* [What you will do]: Quote the whole listing verbatim.

Input for this task start

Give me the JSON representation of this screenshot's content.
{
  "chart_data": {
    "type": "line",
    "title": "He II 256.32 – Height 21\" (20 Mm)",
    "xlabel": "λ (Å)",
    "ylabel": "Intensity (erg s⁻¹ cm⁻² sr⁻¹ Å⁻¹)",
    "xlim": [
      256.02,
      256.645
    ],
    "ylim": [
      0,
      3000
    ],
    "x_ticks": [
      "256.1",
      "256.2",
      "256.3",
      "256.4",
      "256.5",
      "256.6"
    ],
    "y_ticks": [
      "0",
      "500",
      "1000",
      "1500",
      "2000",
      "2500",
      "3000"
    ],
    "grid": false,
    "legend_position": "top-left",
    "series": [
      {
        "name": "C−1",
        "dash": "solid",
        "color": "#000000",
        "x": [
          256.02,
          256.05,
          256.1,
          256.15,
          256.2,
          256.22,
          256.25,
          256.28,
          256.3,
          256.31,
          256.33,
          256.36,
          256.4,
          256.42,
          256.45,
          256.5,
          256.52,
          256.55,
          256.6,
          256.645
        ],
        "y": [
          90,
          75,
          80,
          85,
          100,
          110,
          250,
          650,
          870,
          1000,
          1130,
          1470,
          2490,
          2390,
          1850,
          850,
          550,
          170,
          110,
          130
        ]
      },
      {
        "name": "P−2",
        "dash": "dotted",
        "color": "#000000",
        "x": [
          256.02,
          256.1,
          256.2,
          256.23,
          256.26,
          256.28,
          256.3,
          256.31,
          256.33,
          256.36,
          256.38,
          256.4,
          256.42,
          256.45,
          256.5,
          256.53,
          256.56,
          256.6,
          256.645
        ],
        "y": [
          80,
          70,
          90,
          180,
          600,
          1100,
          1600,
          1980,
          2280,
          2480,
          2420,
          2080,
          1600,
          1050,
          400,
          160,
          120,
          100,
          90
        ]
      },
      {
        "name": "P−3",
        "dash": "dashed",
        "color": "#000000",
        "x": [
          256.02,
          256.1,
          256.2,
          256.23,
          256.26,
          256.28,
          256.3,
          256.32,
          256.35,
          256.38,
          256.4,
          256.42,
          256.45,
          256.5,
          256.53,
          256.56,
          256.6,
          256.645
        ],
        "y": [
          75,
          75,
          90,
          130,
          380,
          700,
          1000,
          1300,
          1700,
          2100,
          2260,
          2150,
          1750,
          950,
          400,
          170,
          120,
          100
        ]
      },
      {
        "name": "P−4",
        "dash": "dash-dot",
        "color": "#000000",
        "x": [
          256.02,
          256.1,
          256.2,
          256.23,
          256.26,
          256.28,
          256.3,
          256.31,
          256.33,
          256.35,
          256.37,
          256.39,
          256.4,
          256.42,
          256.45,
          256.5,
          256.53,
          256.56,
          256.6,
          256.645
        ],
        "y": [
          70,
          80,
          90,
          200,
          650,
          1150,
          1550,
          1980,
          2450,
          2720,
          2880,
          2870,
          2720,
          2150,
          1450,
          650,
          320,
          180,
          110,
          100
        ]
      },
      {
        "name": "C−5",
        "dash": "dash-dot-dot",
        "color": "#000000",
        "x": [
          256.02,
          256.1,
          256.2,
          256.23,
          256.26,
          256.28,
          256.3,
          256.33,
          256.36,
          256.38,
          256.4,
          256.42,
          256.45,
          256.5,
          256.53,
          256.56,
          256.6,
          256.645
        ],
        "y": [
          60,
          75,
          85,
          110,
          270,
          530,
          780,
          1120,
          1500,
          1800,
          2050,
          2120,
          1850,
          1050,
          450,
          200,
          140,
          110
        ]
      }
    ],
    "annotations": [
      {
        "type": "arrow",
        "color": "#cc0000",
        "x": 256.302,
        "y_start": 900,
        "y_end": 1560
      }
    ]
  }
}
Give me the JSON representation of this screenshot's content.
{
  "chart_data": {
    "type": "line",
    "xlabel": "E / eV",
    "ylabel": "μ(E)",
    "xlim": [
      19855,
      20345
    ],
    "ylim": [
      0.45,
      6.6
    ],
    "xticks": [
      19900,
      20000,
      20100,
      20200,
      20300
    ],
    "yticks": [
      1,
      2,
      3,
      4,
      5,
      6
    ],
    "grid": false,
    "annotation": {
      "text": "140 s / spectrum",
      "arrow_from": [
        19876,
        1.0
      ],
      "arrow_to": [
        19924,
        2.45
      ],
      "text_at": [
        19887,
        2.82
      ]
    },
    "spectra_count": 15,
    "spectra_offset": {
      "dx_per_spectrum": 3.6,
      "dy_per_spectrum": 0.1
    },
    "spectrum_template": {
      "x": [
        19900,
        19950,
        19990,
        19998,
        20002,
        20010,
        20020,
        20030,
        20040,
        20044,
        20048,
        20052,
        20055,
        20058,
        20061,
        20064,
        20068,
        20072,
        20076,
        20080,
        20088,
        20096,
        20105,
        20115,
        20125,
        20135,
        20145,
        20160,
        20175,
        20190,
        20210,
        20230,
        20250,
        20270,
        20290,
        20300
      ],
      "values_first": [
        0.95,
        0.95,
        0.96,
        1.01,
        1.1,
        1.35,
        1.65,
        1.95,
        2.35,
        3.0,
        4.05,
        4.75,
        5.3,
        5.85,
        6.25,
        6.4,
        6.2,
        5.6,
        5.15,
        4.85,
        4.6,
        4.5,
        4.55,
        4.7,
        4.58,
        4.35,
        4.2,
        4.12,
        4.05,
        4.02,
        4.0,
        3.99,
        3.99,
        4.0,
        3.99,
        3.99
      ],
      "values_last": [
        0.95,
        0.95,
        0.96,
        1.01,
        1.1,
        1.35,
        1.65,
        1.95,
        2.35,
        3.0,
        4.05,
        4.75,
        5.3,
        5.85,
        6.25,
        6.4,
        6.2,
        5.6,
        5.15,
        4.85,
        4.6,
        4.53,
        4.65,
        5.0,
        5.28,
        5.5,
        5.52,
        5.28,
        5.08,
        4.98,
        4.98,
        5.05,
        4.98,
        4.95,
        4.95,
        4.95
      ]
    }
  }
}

Input for this task end

* [Answer in full]:
Give me the JSON representation of this screenshot's content.
{
  "chart_data": {
    "type": "line",
    "title": "He II 256.32 – Height 21\" (20 Mm)",
    "xlabel": "λ (Å)",
    "ylabel": "Intensity (erg s⁻¹ cm⁻² sr⁻¹ Å⁻¹)",
    "xlim": [
      256.02,
      256.645
    ],
    "ylim": [
      0,
      3000
    ],
    "x_ticks": [
      "256.1",
      "256.2",
      "256.3",
      "256.4",
      "256.5",
      "256.6"
    ],
    "y_ticks": [
      "0",
      "500",
      "1000",
      "1500",
      "2000",
      "2500",
      "3000"
    ],
    "grid": false,
    "legend_position": "top-left",
    "series": [
      {
        "name": "C−1",
        "dash": "solid",
        "color": "#000000",
        "x": [
          256.02,
          256.05,
          256.1,
          256.15,
          256.2,
          256.22,
          256.25,
          256.28,
          256.3,
          256.31,
          256.33,
          256.36,
          256.4,
          256.42,
          256.45,
          256.5,
          256.52,
          256.55,
          256.6,
          256.645
        ],
        "y": [
          90,
          75,
          80,
          85,
          100,
          110,
          250,
          650,
          870,
          1000,
          1130,
          1470,
          2490,
          2390,
          1850,
          850,
          550,
          170,
          110,
          130
        ]
      },
      {
        "name": "P−2",
        "dash": "dotted",
        "color": "#000000",
        "x": [
          256.02,
          256.1,
          256.2,
          256.23,
          256.26,
          256.28,
          256.3,
          256.31,
          256.33,
          256.36,
          256.38,
          256.4,
          256.42,
          256.45,
          256.5,
          256.53,
          256.56,
          256.6,
          256.645
        ],
        "y": [
          80,
          70,
          90,
          180,
          600,
          1100,
          1600,
          1980,
          2280,
          2480,
          2420,
          2080,
          1600,
          1050,
          400,
          160,
          120,
          100,
          90
        ]
      },
      {
        "name": "P−3",
        "dash": "dashed",
        "color": "#000000",
        "x": [
          256.02,
          256.1,
          256.2,
          256.23,
          256.26,
          256.28,
          256.3,
          256.32,
          256.35,
          256.38,
          256.4,
          256.42,
          256.45,
          256.5,
          256.53,
          256.56,
          256.6,
          256.645
        ],
        "y": [
          75,
          75,
          90,
          130,
          380,
          700,
          1000,
          1300,
          1700,
          2100,
          2260,
          2150,
          1750,
          950,
          400,
          170,
          120,
          100
        ]
      },
      {
        "name": "P−4",
        "dash": "dash-dot",
        "color": "#000000",
        "x": [
          256.02,
          256.1,
          256.2,
          256.23,
          256.26,
          256.28,
          256.3,
          256.31,
          256.33,
          256.35,
          256.37,
          256.39,
          256.4,
          256.42,
          256.45,
          256.5,
          256.53,
          256.56,
          256.6,
          256.645
        ],
        "y": [
          70,
          80,
          90,
          200,
          650,
          1150,
          1550,
          1980,
          2450,
          2720,
          2880,
          2870,
          2720,
          2150,
          1450,
          650,
          320,
          180,
          110,
          100
        ]
      },
      {
        "name": "C−5",
        "dash": "dash-dot-dot",
        "color": "#000000",
        "x": [
          256.02,
          256.1,
          256.2,
          256.23,
          256.26,
          256.28,
          256.3,
          256.33,
          256.36,
          256.38,
          256.4,
          256.42,
          256.45,
          256.5,
          256.53,
          256.56,
          256.6,
          256.645
        ],
        "y": [
          60,
          75,
          85,
          110,
          270,
          530,
          780,
          1120,
          1500,
          1800,
          2050,
          2120,
          1850,
          1050,
          450,
          200,
          140,
          110
        ]
      }
    ],
    "annotations": [
      {
        "type": "arrow",
        "color": "#cc0000",
        "x": 256.302,
        "y_start": 900,
        "y_end": 1560
      }
    ]
  }
}
Give me the JSON representation of this screenshot's content.
{
  "chart_data": {
    "type": "line",
    "xlabel": "E / eV",
    "ylabel": "μ(E)",
    "xlim": [
      19855,
      20345
    ],
    "ylim": [
      0.45,
      6.6
    ],
    "xticks": [
      19900,
      20000,
      20100,
      20200,
      20300
    ],
    "yticks": [
      1,
      2,
      3,
      4,
      5,
      6
    ],
    "grid": false,
    "annotation": {
      "text": "140 s / spectrum",
      "arrow_from": [
        19876,
        1.0
      ],
      "arrow_to": [
        19924,
        2.45
      ],
      "text_at": [
        19887,
        2.82
      ]
    },
    "spectra_count": 15,
    "spectra_offset": {
      "dx_per_spectrum": 3.6,
      "dy_per_spectrum": 0.1
    },
    "spectrum_template": {
      "x": [
        19900,
        19950,
        19990,
        19998,
        20002,
        20010,
        20020,
        20030,
        20040,
        20044,
        20048,
        20052,
        20055,
        20058,
        20061,
        20064,
        20068,
        20072,
        20076,
        20080,
        20088,
        20096,
        20105,
        20115,
        20125,
        20135,
        20145,
        20160,
        20175,
        20190,
        20210,
        20230,
        20250,
        20270,
        20290,
        20300
      ],
      "values_first": [
        0.95,
        0.95,
        0.96,
        1.01,
        1.1,
        1.35,
        1.65,
        1.95,
        2.35,
        3.0,
        4.05,
        4.75,
        5.3,
        5.85,
        6.25,
        6.4,
        6.2,
        5.6,
        5.15,
        4.85,
        4.6,
        4.5,
        4.55,
        4.7,
        4.58,
        4.35,
        4.2,
        4.12,
        4.05,
        4.02,
        4.0,
        3.99,
        3.99,
        4.0,
        3.99,
        3.99
      ],
      "values_last": [
        0.95,
        0.95,
        0.96,
        1.01,
        1.1,
        1.35,
        1.65,
        1.95,
        2.35,
        3.0,
        4.05,
        4.75,
        5.3,
        5.85,
        6.25,
        6.4,
        6.2,
        5.6,
        5.15,
        4.85,
        4.6,
        4.53,
        4.65,
        5.0,
        5.28,
        5.5,
        5.52,
        5.28,
        5.08,
        4.98,
        4.98,
        5.05,
        4.98,
        4.95,
        4.95,
        4.95
      ]
    }
  }
}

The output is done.